Exercise prompt: Using the material that follows, identify and copy each line with the string "External".

(Records from a data source)
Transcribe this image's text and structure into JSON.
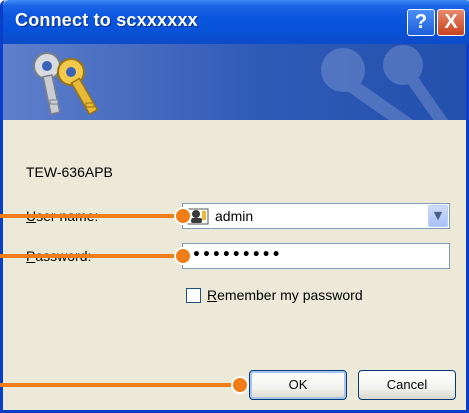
{
  "window": {
    "title": "Connect to scxxxxxx",
    "help_glyph": "?",
    "close_glyph": "X"
  },
  "banner": {
    "icon": "keys-icon"
  },
  "form": {
    "server_name": "TEW-636APB",
    "username_label_hotkey": "U",
    "username_label_rest": "ser name:",
    "username_value": "admin",
    "password_label_hotkey": "P",
    "password_label_rest": "assword:",
    "password_value": "•••••••••",
    "remember_hotkey": "R",
    "remember_rest": "emember my password",
    "remember_checked": false
  },
  "buttons": {
    "ok": "OK",
    "cancel": "Cancel"
  },
  "colors": {
    "titlebar": "#0a56de",
    "dialog_bg": "#ece9d8",
    "callout": "#f07d18"
  }
}
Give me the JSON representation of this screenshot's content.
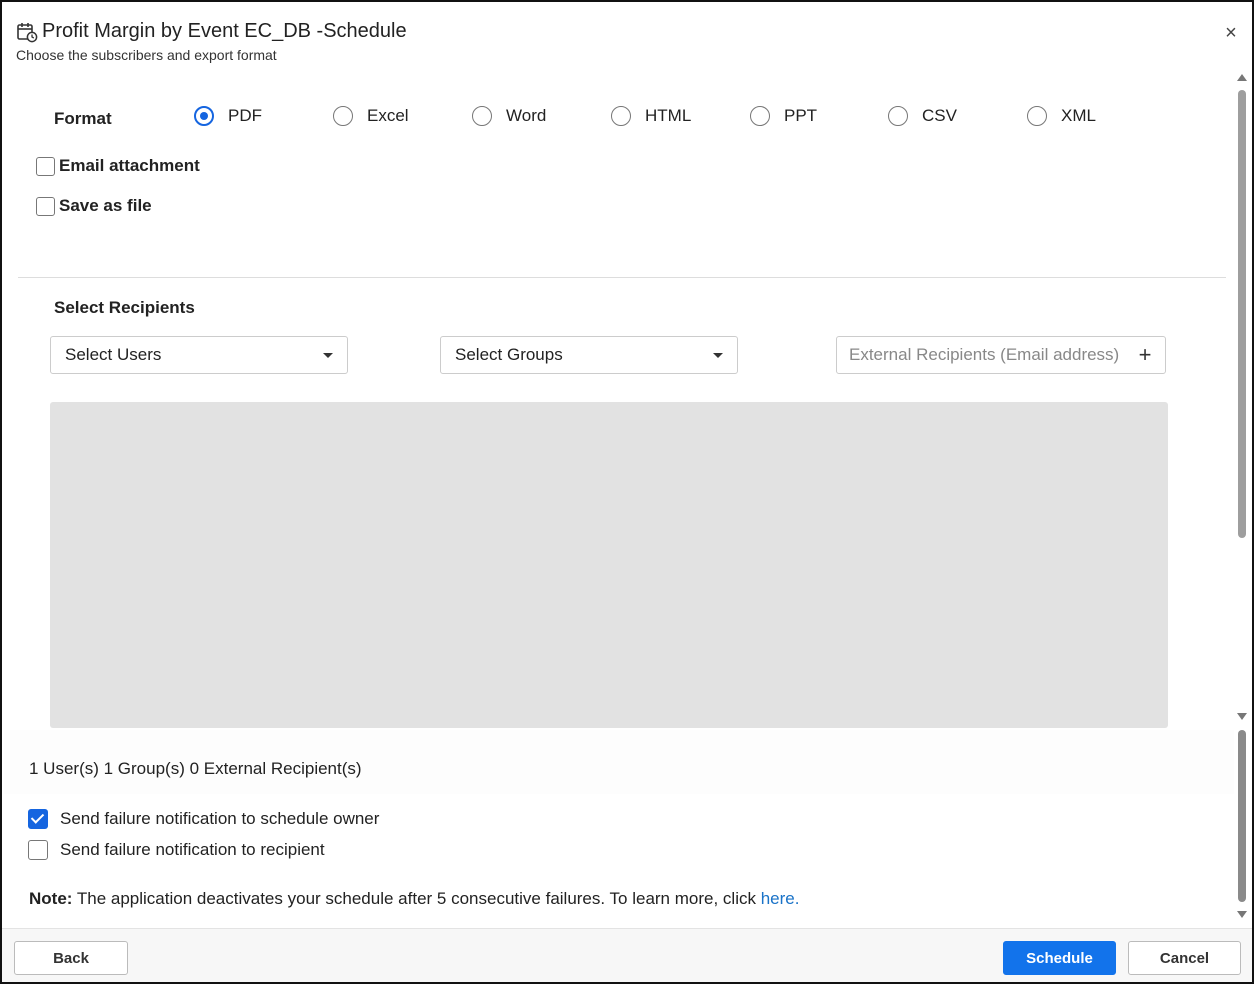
{
  "dialog": {
    "title": "Profit Margin by Event EC_DB -Schedule",
    "subtitle": "Choose the subscribers and export format",
    "close_icon": "×"
  },
  "format": {
    "label": "Format",
    "options": [
      "PDF",
      "Excel",
      "Word",
      "HTML",
      "PPT",
      "CSV",
      "XML"
    ],
    "selected": "PDF"
  },
  "delivery": {
    "email_attachment": {
      "label": "Email attachment",
      "checked": false
    },
    "save_as_file": {
      "label": "Save as file",
      "checked": false
    }
  },
  "recipients": {
    "label": "Select Recipients",
    "select_users": "Select Users",
    "select_groups": "Select Groups",
    "external_placeholder": "External Recipients (Email address)",
    "add_icon": "+",
    "summary": "1 User(s) 1 Group(s) 0 External Recipient(s)"
  },
  "notifications": {
    "owner": {
      "label": "Send failure notification to schedule owner",
      "checked": true
    },
    "recipient": {
      "label": "Send failure notification to recipient",
      "checked": false
    }
  },
  "note": {
    "prefix": "Note:",
    "text": " The application deactivates your schedule after 5 consecutive failures. To learn more, click ",
    "link": "here."
  },
  "footer": {
    "back": "Back",
    "schedule": "Schedule",
    "cancel": "Cancel"
  },
  "colors": {
    "accent": "#1273eb",
    "link": "#1a73c8"
  }
}
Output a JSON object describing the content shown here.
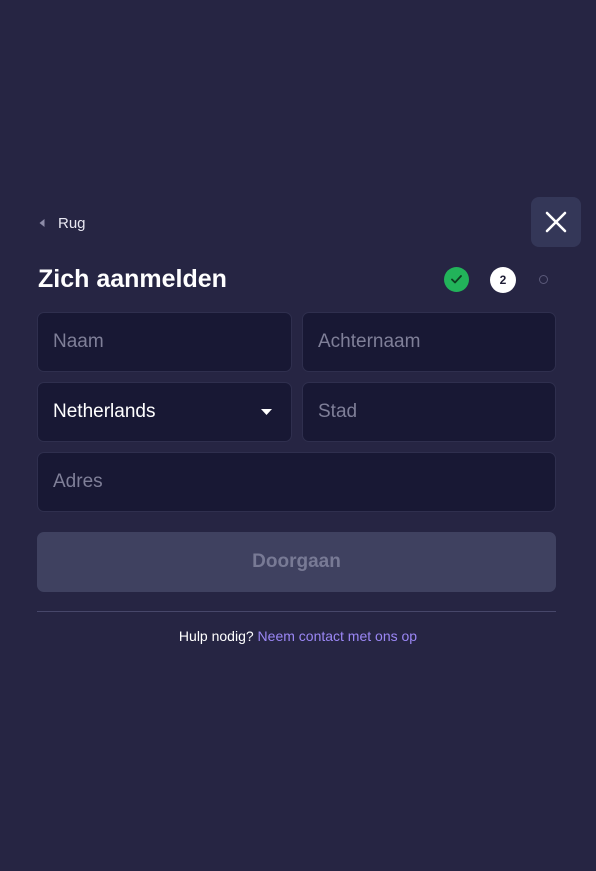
{
  "nav": {
    "back_label": "Rug",
    "back_icon": "chevron-left-icon",
    "close_icon": "close-icon"
  },
  "form": {
    "title": "Zich aanmelden",
    "steps": [
      {
        "state": "done",
        "icon": "check-icon"
      },
      {
        "state": "current",
        "label": "2"
      },
      {
        "state": "upcoming"
      }
    ],
    "fields": {
      "first_name": {
        "placeholder": "Naam",
        "value": ""
      },
      "last_name": {
        "placeholder": "Achternaam",
        "value": ""
      },
      "country": {
        "value": "Netherlands",
        "icon": "caret-down-icon"
      },
      "city": {
        "placeholder": "Stad",
        "value": ""
      },
      "address": {
        "placeholder": "Adres",
        "value": ""
      }
    },
    "submit_label": "Doorgaan",
    "submit_enabled": false
  },
  "help": {
    "question": "Hulp nodig?",
    "link_label": "Neem contact met ons op"
  },
  "colors": {
    "background": "#262543",
    "input_background": "#181834",
    "step_done": "#22b35a",
    "link": "#9b87f5",
    "button_disabled": "#3f4160"
  }
}
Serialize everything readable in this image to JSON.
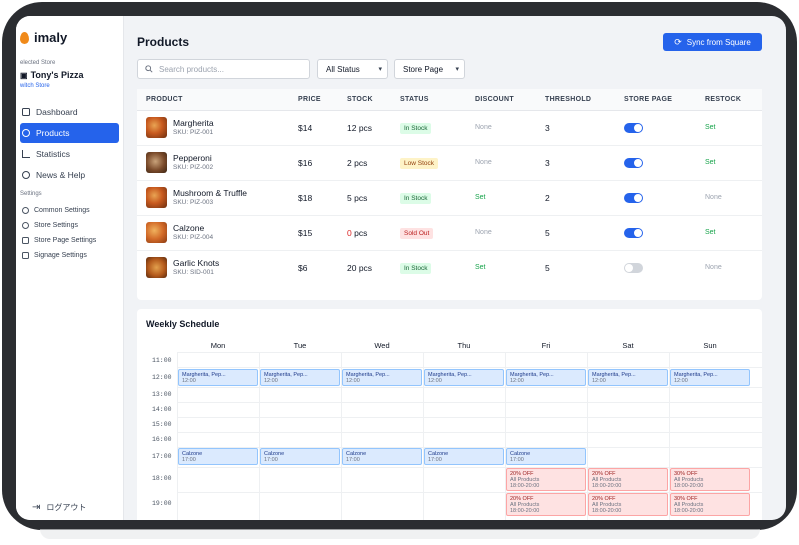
{
  "app": {
    "logo_text": "imaly",
    "brand_color": "#2563eb",
    "logo_color": "#f08a1a"
  },
  "sidebar": {
    "store_caption": "elected Store",
    "store_name": "Tony's Pizza",
    "switch_link": "witch Store",
    "nav": [
      {
        "label": "Dashboard",
        "icon": "dashboard-icon"
      },
      {
        "label": "Products",
        "icon": "box-icon",
        "active": true
      },
      {
        "label": "Statistics",
        "icon": "chart-icon"
      },
      {
        "label": "News & Help",
        "icon": "bell-icon"
      }
    ],
    "settings_caption": "Settings",
    "settings": [
      {
        "label": "Common Settings",
        "icon": "gear-icon"
      },
      {
        "label": "Store Settings",
        "icon": "gear-icon"
      },
      {
        "label": "Store Page Settings",
        "icon": "monitor-icon"
      },
      {
        "label": "Signage Settings",
        "icon": "signage-icon"
      }
    ],
    "logout": "ログアウト"
  },
  "header": {
    "title": "Products",
    "sync_label": "Sync from Square"
  },
  "filters": {
    "search_placeholder": "Search products...",
    "status_value": "All Status",
    "page_value": "Store Page"
  },
  "table": {
    "columns": [
      "PRODUCT",
      "PRICE",
      "STOCK",
      "STATUS",
      "DISCOUNT",
      "THRESHOLD",
      "STORE PAGE",
      "RESTOCK"
    ],
    "rows": [
      {
        "name": "Margherita",
        "sku": "SKU: PIZ-001",
        "price": "$14",
        "stock": "12 pcs",
        "status": "In Stock",
        "status_kind": "green",
        "discount": "None",
        "threshold": "3",
        "store_page": true,
        "restock": "Set"
      },
      {
        "name": "Pepperoni",
        "sku": "SKU: PIZ-002",
        "price": "$16",
        "stock": "2 pcs",
        "status": "Low Stock",
        "status_kind": "yellow",
        "discount": "None",
        "threshold": "3",
        "store_page": true,
        "restock": "Set"
      },
      {
        "name": "Mushroom & Truffle",
        "sku": "SKU: PIZ-003",
        "price": "$18",
        "stock": "5 pcs",
        "status": "In Stock",
        "status_kind": "green",
        "discount": "Set",
        "threshold": "2",
        "store_page": true,
        "restock": "None"
      },
      {
        "name": "Calzone",
        "sku": "SKU: PIZ-004",
        "price": "$15",
        "stock_num": "0",
        "stock_unit": " pcs",
        "status": "Sold Out",
        "status_kind": "red",
        "discount": "None",
        "threshold": "5",
        "store_page": true,
        "restock": "Set"
      },
      {
        "name": "Garlic Knots",
        "sku": "SKU: SID-001",
        "price": "$6",
        "stock": "20 pcs",
        "status": "In Stock",
        "status_kind": "green",
        "discount": "Set",
        "threshold": "5",
        "store_page": false,
        "restock": "None"
      }
    ]
  },
  "schedule": {
    "title": "Weekly Schedule",
    "days": [
      "Mon",
      "Tue",
      "Wed",
      "Thu",
      "Fri",
      "Sat",
      "Sun"
    ],
    "times": [
      "11:00",
      "12:00",
      "13:00",
      "14:00",
      "15:00",
      "16:00",
      "17:00",
      "18:00",
      "19:00"
    ],
    "margherita": {
      "title": "Margherita, Pep...",
      "time": "12:00"
    },
    "calzone": {
      "title": "Calzone",
      "time": "17:00"
    },
    "promo_20": {
      "title": "20% OFF",
      "scope": "All Products",
      "time": "18:00-20:00"
    },
    "promo_30": {
      "title": "30% OFF",
      "scope": "All Products",
      "time": "18:00-20:00"
    }
  }
}
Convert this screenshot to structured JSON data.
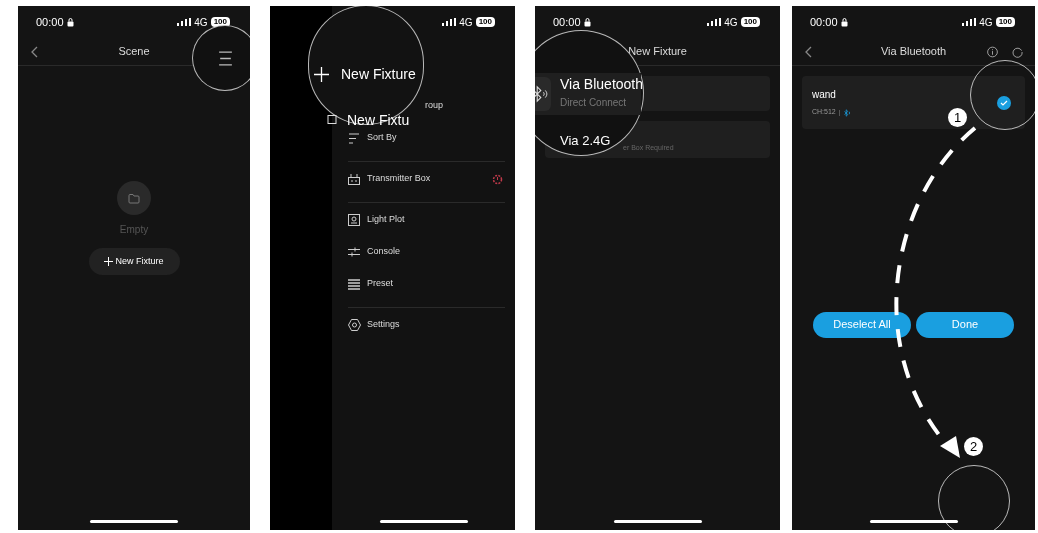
{
  "screens": [
    {
      "kind": "scene",
      "status": {
        "time": "00:00",
        "network": "4G",
        "battery": "100"
      },
      "title": "Scene",
      "empty_label": "Empty",
      "button": "New Fixture"
    },
    {
      "kind": "drawer",
      "status": {
        "network": "4G",
        "battery": "100"
      },
      "magnifier": {
        "primary": "New Fixture",
        "secondary": "New Fixtu"
      },
      "partial_label": "roup",
      "groups": [
        [
          {
            "kind": "sort",
            "label": "Sort By",
            "warning": false
          }
        ],
        [
          {
            "kind": "transmitter",
            "label": "Transmitter Box",
            "warning": true
          }
        ],
        [
          {
            "kind": "plot",
            "label": "Light Plot",
            "warning": false
          },
          {
            "kind": "console",
            "label": "Console",
            "warning": false
          },
          {
            "kind": "preset",
            "label": "Preset",
            "warning": false
          }
        ],
        [
          {
            "kind": "settings",
            "label": "Settings",
            "warning": false
          }
        ]
      ]
    },
    {
      "kind": "new-fixture",
      "status": {
        "time": "00:00",
        "network": "4G",
        "battery": "100"
      },
      "title": "New Fixture",
      "magnifier": {
        "title": "Via Bluetooth",
        "subtitle": "Direct Connect",
        "second_title": "Via 2.4G"
      },
      "partial_subtitle": "er Box Required"
    },
    {
      "kind": "device-list",
      "status": {
        "time": "00:00",
        "network": "4G",
        "battery": "100"
      },
      "title": "Via Bluetooth",
      "devices": [
        {
          "name": "wand",
          "channel": "CH:512",
          "selected": true
        }
      ],
      "buttons": [
        "Deselect All",
        "Done"
      ],
      "steps": [
        "1",
        "2"
      ]
    }
  ]
}
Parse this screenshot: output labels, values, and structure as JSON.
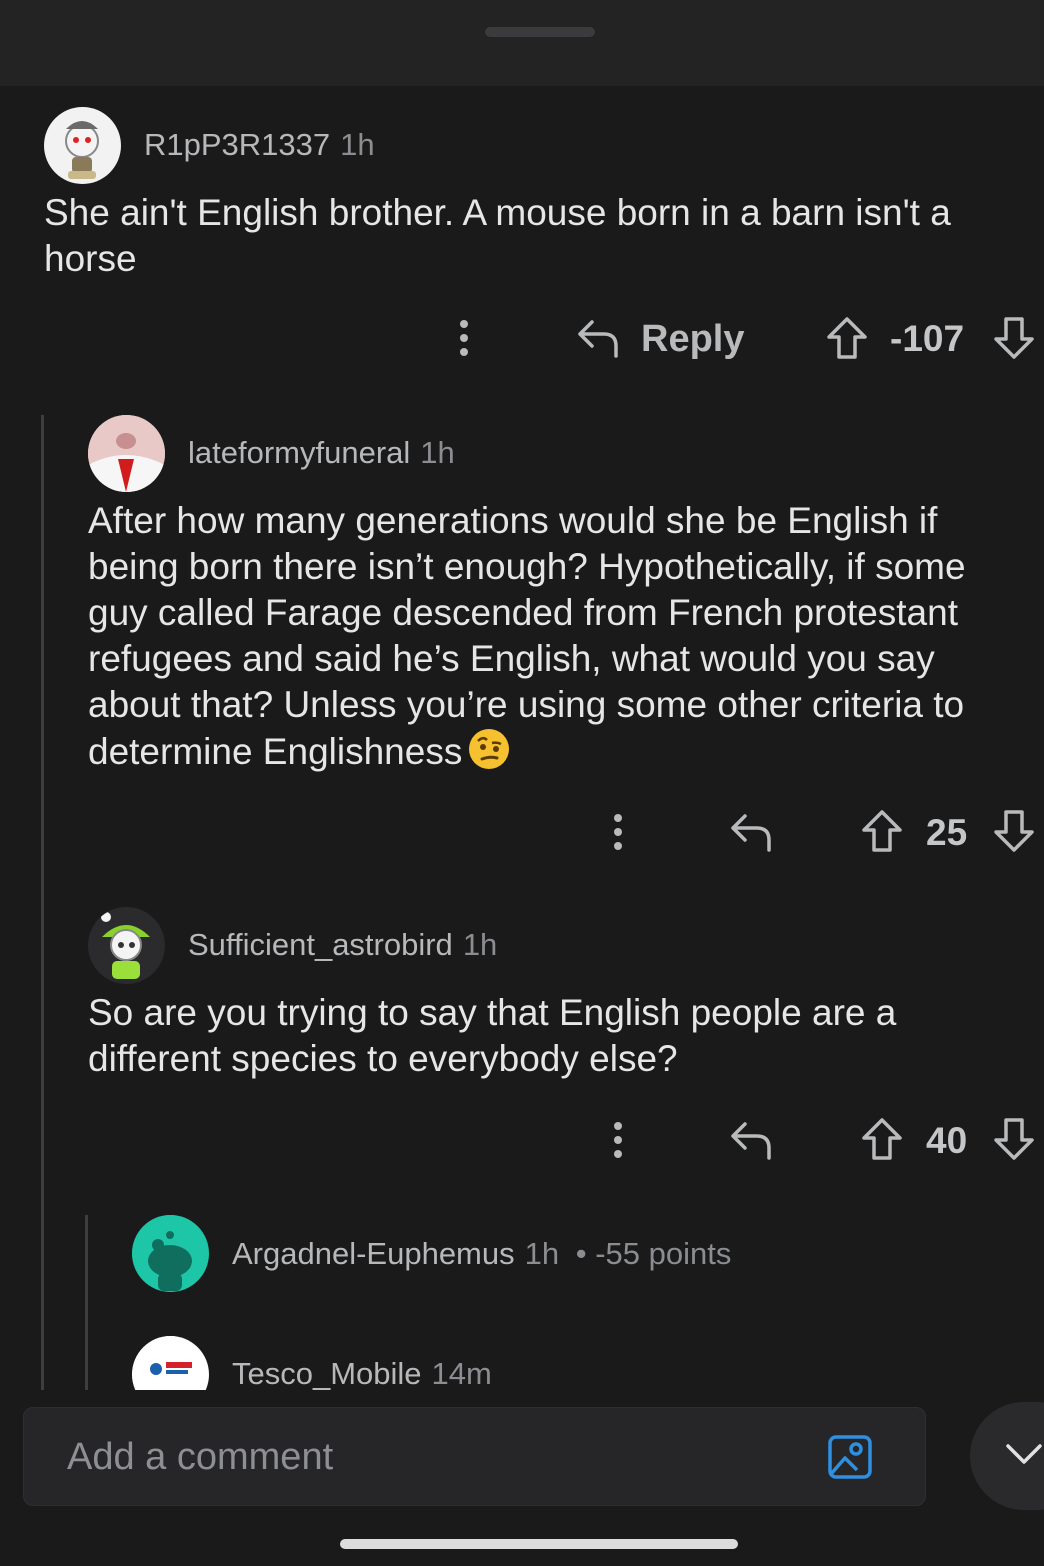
{
  "sheet": {
    "handle": ""
  },
  "comments": [
    {
      "username": "R1pP3R1337",
      "time": "1h",
      "text": "She ain't English brother. A mouse born in a barn isn't a horse",
      "reply_label": "Reply",
      "score": "-107"
    },
    {
      "username": "lateformyfuneral",
      "time": "1h",
      "text": "After how many generations would she be English if being born there isn’t enough? Hypothetically, if some guy called Farage descended from French protestant refugees and said he’s English, what would you say about that? Unless you’re using some other criteria to determine Englishness",
      "emoji": "face-with-raised-eyebrow",
      "score": "25"
    },
    {
      "username": "Sufficient_astrobird",
      "time": "1h",
      "text": "So are you trying to say that English people are a different species to everybody else?",
      "score": "40"
    },
    {
      "username": "Argadnel-Euphemus",
      "time": "1h",
      "meta": "• -55 points",
      "collapsed": true
    },
    {
      "username": "Tesco_Mobile",
      "time": "14m",
      "avatar_text": "tesco mobile"
    }
  ],
  "composer": {
    "placeholder": "Add a comment",
    "icon": "image-icon"
  },
  "fab": {
    "icon": "chevron-down-icon"
  },
  "colors": {
    "background": "#1a1a1b",
    "accent_blue": "#2f8fe0",
    "avatar_teal": "#1ec6a8"
  }
}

Result:
    "external_placeholder": "External Recipients (Email address)",
    "summary": "1 User(s) 1 Group(s) 0 External Recipient(s)"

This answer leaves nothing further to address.